Saved entries
"""

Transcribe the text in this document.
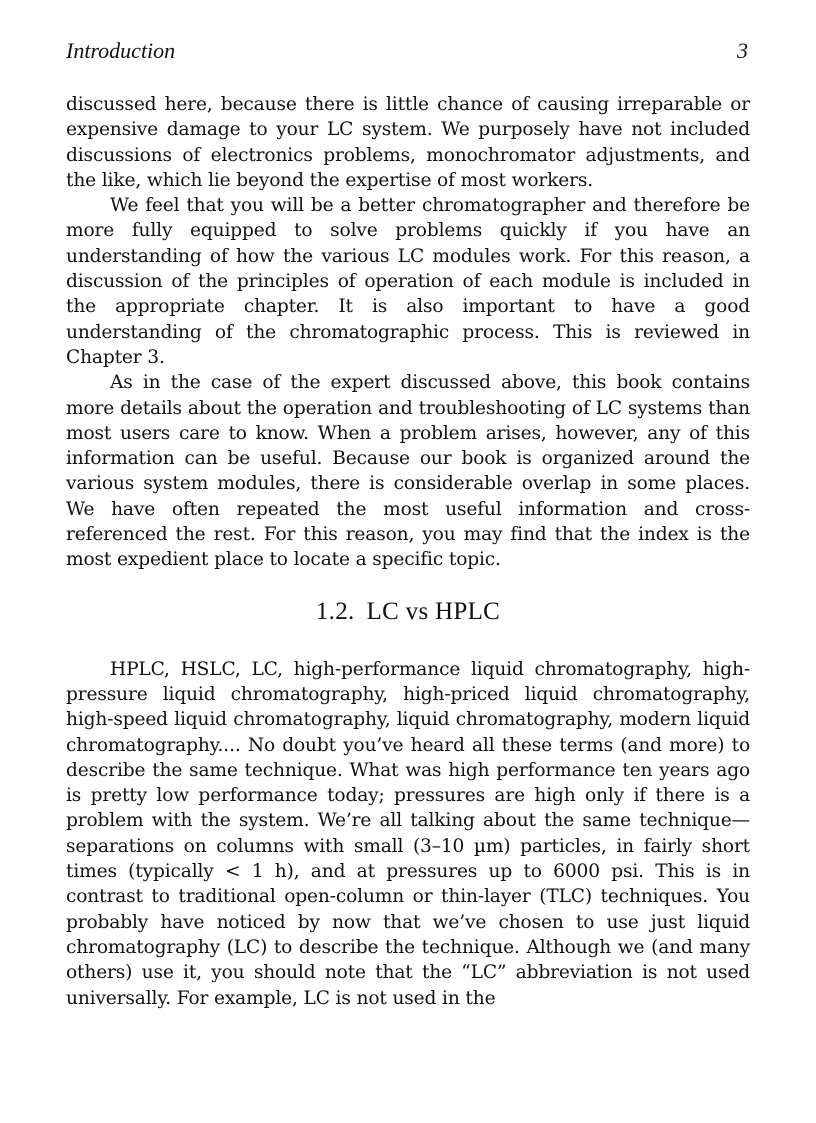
Introduction	3

discussed here, because there is little chance of causing irreparable or expensive damage to your LC system. We purposely have not included discussions of electronics problems, monochromator adjustments, and the like, which lie beyond the expertise of most workers.

We feel that you will be a better chromatographer and therefore be more fully equipped to solve problems quickly if you have an understanding of how the various LC modules work. For this reason, a discussion of the principles of operation of each module is included in the appropriate chapter. It is also important to have a good understanding of the chromatographic process. This is reviewed in Chapter 3.

As in the case of the expert discussed above, this book contains more details about the operation and troubleshooting of LC systems than most users care to know. When a problem arises, however, any of this information can be useful. Because our book is organized around the various system modules, there is considerable overlap in some places. We have often repeated the most useful information and cross-referenced the rest. For this reason, you may find that the index is the most expedient place to locate a specific topic.

1.2. LC vs HPLC

HPLC, HSLC, LC, high-performance liquid chromatography, high-pressure liquid chromatography, high-priced liquid chromatography, high-speed liquid chromatography, liquid chromatography, modern liquid chromatography.... No doubt you’ve heard all these terms (and more) to describe the same technique. What was high performance ten years ago is pretty low performance today; pressures are high only if there is a problem with the system. We’re all talking about the same technique—separations on columns with small (3–10 µm) particles, in fairly short times (typically < 1 h), and at pressures up to 6000 psi. This is in contrast to traditional open-column or thin-layer (TLC) techniques. You probably have noticed by now that we’ve chosen to use just liquid chromatography (LC) to describe the technique. Although we (and many others) use it, you should note that the “LC” abbreviation is not used universally. For example, LC is not used in the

"""

Print the records above exactly as they stand, but leave out the pictures.

### Output below
Transcribe the text in this document.
Introduction	3

discussed here, because there is little chance of causing irreparable or expensive damage to your LC system. We purposely have not included discussions of electronics problems, monochromator adjustments, and the like, which lie beyond the expertise of most workers.

We feel that you will be a better chromatographer and therefore be more fully equipped to solve problems quickly if you have an understanding of how the various LC modules work. For this reason, a discussion of the principles of operation of each module is included in the appropriate chapter. It is also important to have a good understanding of the chromatographic process. This is reviewed in Chapter 3.

As in the case of the expert discussed above, this book contains more details about the operation and troubleshooting of LC systems than most users care to know. When a problem arises, however, any of this information can be useful. Because our book is organized around the various system modules, there is considerable overlap in some places. We have often repeated the most useful information and cross-referenced the rest. For this reason, you may find that the index is the most expedient place to locate a specific topic.

1.2. LC vs HPLC

HPLC, HSLC, LC, high-performance liquid chromatography, high-pressure liquid chromatography, high-priced liquid chromatography, high-speed liquid chromatography, liquid chromatography, modern liquid chromatography.... No doubt you’ve heard all these terms (and more) to describe the same technique. What was high performance ten years ago is pretty low performance today; pressures are high only if there is a problem with the system. We’re all talking about the same technique—separations on columns with small (3–10 µm) particles, in fairly short times (typically < 1 h), and at pressures up to 6000 psi. This is in contrast to traditional open-column or thin-layer (TLC) techniques. You probably have noticed by now that we’ve chosen to use just liquid chromatography (LC) to describe the technique. Although we (and many others) use it, you should note that the “LC” abbreviation is not used universally. For example, LC is not used in the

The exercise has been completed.